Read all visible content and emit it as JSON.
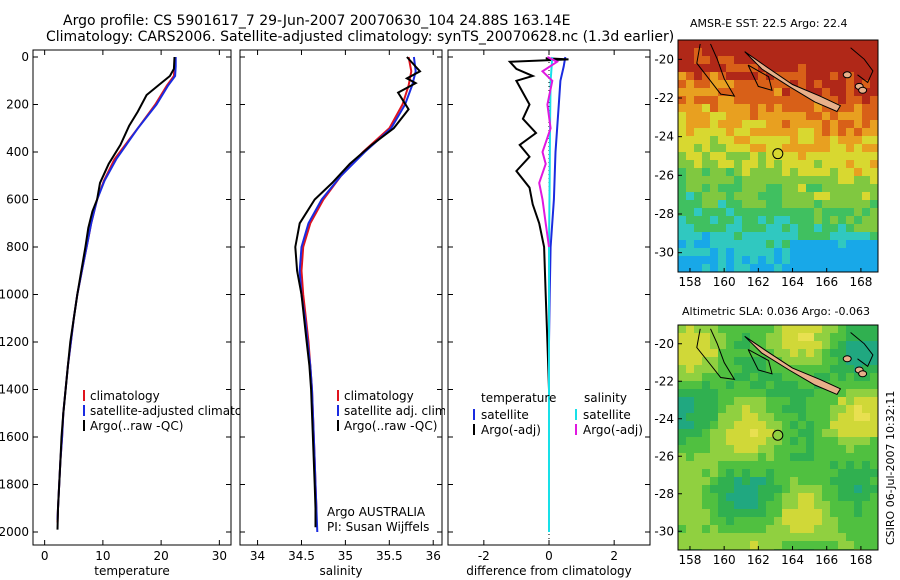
{
  "header": {
    "title_line1": "Argo profile: CS 5901617_7 29-Jun-2007 20070630_104 24.88S 163.14E",
    "title_line2": "Climatology: CARS2006. Satellite-adjusted climatology: synTS_20070628.nc (1.3d earlier)"
  },
  "side_label": "CSIRO 06-Jul-2007 10:32:11",
  "colors": {
    "red": "#e0141e",
    "blue": "#1a2be0",
    "black": "#000000",
    "cyan": "#18e0e8",
    "magenta": "#e018e0",
    "land": "#e8b08a"
  },
  "chart_data": [
    {
      "id": "temperature",
      "type": "line",
      "xlabel": "temperature",
      "ylabel": "",
      "xlim": [
        -2,
        32
      ],
      "ylim": [
        2060,
        0
      ],
      "xticks": [
        0,
        10,
        20,
        30
      ],
      "yticks": [
        0,
        200,
        400,
        600,
        800,
        1000,
        1200,
        1400,
        1600,
        1800,
        2000
      ],
      "legend": [
        "climatology",
        "satellite-adjusted climatology",
        "Argo(..raw -QC)"
      ],
      "series": [
        {
          "name": "climatology",
          "color": "red",
          "points": [
            [
              22.3,
              0
            ],
            [
              22.3,
              40
            ],
            [
              22.2,
              80
            ],
            [
              21,
              120
            ],
            [
              19,
              200
            ],
            [
              16,
              300
            ],
            [
              12,
              430
            ],
            [
              10.2,
              520
            ],
            [
              9,
              600
            ],
            [
              8,
              700
            ],
            [
              7.2,
              800
            ],
            [
              6.4,
              900
            ],
            [
              5.6,
              1000
            ],
            [
              5,
              1100
            ],
            [
              4.5,
              1200
            ],
            [
              4,
              1300
            ],
            [
              3.6,
              1400
            ],
            [
              3.2,
              1500
            ],
            [
              3,
              1600
            ],
            [
              2.7,
              1700
            ],
            [
              2.5,
              1800
            ],
            [
              2.3,
              1900
            ],
            [
              2.2,
              1960
            ]
          ]
        },
        {
          "name": "satellite-adjusted climatology",
          "color": "blue",
          "points": [
            [
              22.5,
              0
            ],
            [
              22.5,
              40
            ],
            [
              22.4,
              80
            ],
            [
              21.2,
              120
            ],
            [
              19.2,
              200
            ],
            [
              16,
              300
            ],
            [
              12.3,
              430
            ],
            [
              10.3,
              520
            ],
            [
              9,
              600
            ],
            [
              8,
              700
            ],
            [
              7.2,
              800
            ],
            [
              6.4,
              900
            ],
            [
              5.6,
              1000
            ],
            [
              5,
              1100
            ],
            [
              4.5,
              1200
            ],
            [
              4,
              1300
            ],
            [
              3.6,
              1400
            ],
            [
              3.2,
              1500
            ],
            [
              3,
              1600
            ],
            [
              2.7,
              1700
            ],
            [
              2.5,
              1800
            ],
            [
              2.3,
              1900
            ],
            [
              2.2,
              1950
            ]
          ]
        },
        {
          "name": "Argo(..raw -QC)",
          "color": "black",
          "points": [
            [
              22.3,
              0
            ],
            [
              22.2,
              50
            ],
            [
              21.5,
              80
            ],
            [
              20,
              110
            ],
            [
              17.5,
              160
            ],
            [
              16,
              230
            ],
            [
              14.5,
              290
            ],
            [
              13,
              370
            ],
            [
              11,
              450
            ],
            [
              9.5,
              530
            ],
            [
              9,
              600
            ],
            [
              8.2,
              650
            ],
            [
              7.5,
              720
            ],
            [
              7,
              800
            ],
            [
              6.3,
              900
            ],
            [
              5.6,
              1000
            ],
            [
              5,
              1100
            ],
            [
              4.4,
              1200
            ],
            [
              4,
              1300
            ],
            [
              3.6,
              1400
            ],
            [
              3.2,
              1500
            ],
            [
              2.9,
              1600
            ],
            [
              2.7,
              1700
            ],
            [
              2.5,
              1800
            ],
            [
              2.3,
              1900
            ],
            [
              2.2,
              1990
            ]
          ]
        }
      ]
    },
    {
      "id": "salinity",
      "type": "line",
      "xlabel": "salinity",
      "ylabel": "",
      "xlim": [
        33.8,
        36.1
      ],
      "ylim": [
        2060,
        0
      ],
      "xticks": [
        34,
        34.5,
        35,
        35.5,
        36
      ],
      "yticks": [
        0,
        200,
        400,
        600,
        800,
        1000,
        1200,
        1400,
        1600,
        1800,
        2000
      ],
      "legend": [
        "climatology",
        "satellite adj. clim.",
        "Argo(..raw -QC)"
      ],
      "annotation": [
        "Argo AUSTRALIA",
        "PI: Susan Wijffels"
      ],
      "series": [
        {
          "name": "climatology",
          "color": "red",
          "points": [
            [
              35.72,
              0
            ],
            [
              35.75,
              60
            ],
            [
              35.72,
              120
            ],
            [
              35.65,
              200
            ],
            [
              35.5,
              300
            ],
            [
              35.2,
              400
            ],
            [
              34.95,
              500
            ],
            [
              34.75,
              600
            ],
            [
              34.6,
              700
            ],
            [
              34.52,
              800
            ],
            [
              34.5,
              900
            ],
            [
              34.52,
              1000
            ],
            [
              34.55,
              1100
            ],
            [
              34.58,
              1200
            ],
            [
              34.6,
              1300
            ],
            [
              34.62,
              1400
            ],
            [
              34.63,
              1500
            ],
            [
              34.64,
              1600
            ],
            [
              34.65,
              1700
            ],
            [
              34.66,
              1800
            ],
            [
              34.67,
              1900
            ],
            [
              34.67,
              1960
            ]
          ]
        },
        {
          "name": "satellite adj. clim.",
          "color": "blue",
          "points": [
            [
              35.78,
              0
            ],
            [
              35.8,
              60
            ],
            [
              35.76,
              120
            ],
            [
              35.68,
              200
            ],
            [
              35.52,
              300
            ],
            [
              35.22,
              400
            ],
            [
              34.95,
              500
            ],
            [
              34.73,
              600
            ],
            [
              34.58,
              700
            ],
            [
              34.5,
              800
            ],
            [
              34.48,
              900
            ],
            [
              34.5,
              1000
            ],
            [
              34.54,
              1100
            ],
            [
              34.57,
              1200
            ],
            [
              34.6,
              1300
            ],
            [
              34.62,
              1400
            ],
            [
              34.63,
              1500
            ],
            [
              34.64,
              1600
            ],
            [
              34.65,
              1700
            ],
            [
              34.66,
              1800
            ],
            [
              34.67,
              1900
            ],
            [
              34.68,
              2000
            ]
          ]
        },
        {
          "name": "Argo(..raw -QC)",
          "color": "black",
          "points": [
            [
              35.7,
              0
            ],
            [
              35.85,
              60
            ],
            [
              35.7,
              90
            ],
            [
              35.8,
              110
            ],
            [
              35.6,
              150
            ],
            [
              35.72,
              220
            ],
            [
              35.55,
              300
            ],
            [
              35.3,
              370
            ],
            [
              35.05,
              450
            ],
            [
              34.85,
              530
            ],
            [
              34.65,
              600
            ],
            [
              34.48,
              700
            ],
            [
              34.43,
              800
            ],
            [
              34.45,
              900
            ],
            [
              34.5,
              1000
            ],
            [
              34.53,
              1100
            ],
            [
              34.56,
              1200
            ],
            [
              34.59,
              1300
            ],
            [
              34.61,
              1400
            ],
            [
              34.62,
              1500
            ],
            [
              34.63,
              1600
            ],
            [
              34.64,
              1700
            ],
            [
              34.65,
              1800
            ],
            [
              34.66,
              1900
            ],
            [
              34.66,
              1980
            ]
          ]
        }
      ]
    },
    {
      "id": "difference",
      "type": "line",
      "xlabel": "difference from climatology",
      "ylabel": "",
      "xlim": [
        -3.1,
        3.1
      ],
      "ylim": [
        2060,
        0
      ],
      "xticks": [
        -2,
        0,
        2
      ],
      "yticks": [
        0,
        200,
        400,
        600,
        800,
        1000,
        1200,
        1400,
        1600,
        1800,
        2000
      ],
      "legend_titles": [
        "temperature",
        "salinity"
      ],
      "legend": [
        "satellite",
        "Argo(-adj)",
        "satellite",
        "Argo(-adj)"
      ],
      "series": [
        {
          "name": "satellite",
          "color": "blue",
          "points": [
            [
              0.5,
              0
            ],
            [
              0.45,
              40
            ],
            [
              0.35,
              100
            ],
            [
              0.3,
              200
            ],
            [
              0.2,
              400
            ],
            [
              0.15,
              600
            ],
            [
              0.05,
              800
            ],
            [
              0.02,
              1000
            ],
            [
              0,
              1200
            ],
            [
              0,
              1500
            ],
            [
              0,
              1800
            ],
            [
              0,
              2000
            ]
          ]
        },
        {
          "name": "Argo(-adj)",
          "color": "black",
          "points": [
            [
              -0.1,
              5
            ],
            [
              0.6,
              10
            ],
            [
              -1.2,
              20
            ],
            [
              -1.0,
              50
            ],
            [
              -0.5,
              80
            ],
            [
              -1.0,
              100
            ],
            [
              -0.8,
              150
            ],
            [
              -0.6,
              200
            ],
            [
              -0.8,
              260
            ],
            [
              -0.4,
              320
            ],
            [
              -0.9,
              370
            ],
            [
              -0.6,
              420
            ],
            [
              -1.0,
              480
            ],
            [
              -0.6,
              550
            ],
            [
              -0.5,
              620
            ],
            [
              -0.3,
              700
            ],
            [
              -0.15,
              800
            ],
            [
              -0.1,
              1000
            ],
            [
              -0.05,
              1200
            ],
            [
              0,
              1400
            ],
            [
              0,
              1700
            ],
            [
              0,
              2000
            ]
          ]
        },
        {
          "name": "satellite",
          "color": "cyan",
          "points": [
            [
              0.1,
              0
            ],
            [
              0.05,
              100
            ],
            [
              0.03,
              300
            ],
            [
              0.02,
              500
            ],
            [
              0,
              800
            ],
            [
              0,
              1200
            ],
            [
              0,
              1600
            ],
            [
              0,
              2000
            ]
          ]
        },
        {
          "name": "Argo(-adj)",
          "color": "magenta",
          "points": [
            [
              -0.05,
              0
            ],
            [
              0.25,
              20
            ],
            [
              -0.2,
              60
            ],
            [
              0.1,
              100
            ],
            [
              -0.05,
              200
            ],
            [
              0.05,
              300
            ],
            [
              -0.2,
              400
            ],
            [
              -0.1,
              450
            ],
            [
              -0.3,
              530
            ],
            [
              -0.2,
              600
            ],
            [
              -0.1,
              700
            ],
            [
              0,
              800
            ]
          ]
        }
      ]
    }
  ],
  "maps": [
    {
      "id": "sst",
      "title": "AMSR-E SST: 22.5 Argo: 22.4",
      "xticks": [
        158,
        160,
        162,
        164,
        166,
        168
      ],
      "yticks": [
        -20,
        -22,
        -24,
        -26,
        -28,
        -30
      ],
      "xlim": [
        157.3,
        169
      ],
      "ylim": [
        -31,
        -19
      ],
      "float_lon": 163.14,
      "float_lat": -24.88,
      "palette": [
        "#18a8e8",
        "#30c8c0",
        "#40c060",
        "#80c840",
        "#d8d830",
        "#e8a020",
        "#d86018",
        "#b02818"
      ]
    },
    {
      "id": "sla",
      "title": "Altimetric SLA: 0.036 Argo: -0.063",
      "xticks": [
        158,
        160,
        162,
        164,
        166,
        168
      ],
      "yticks": [
        -20,
        -22,
        -24,
        -26,
        -28,
        -30
      ],
      "xlim": [
        157.3,
        169
      ],
      "ylim": [
        -31,
        -19
      ],
      "float_lon": 163.14,
      "float_lat": -24.88,
      "palette": [
        "#20a880",
        "#30b050",
        "#50c040",
        "#90d040",
        "#d0d838",
        "#e8e050"
      ]
    }
  ]
}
####
YOUR INSTRUCTIONS:
Note every line above where the string "temperature" shows up, and copy those lines.

FULL OUTPUT:
      "id": "temperature",
      "xlabel": "temperature",
        "temperature",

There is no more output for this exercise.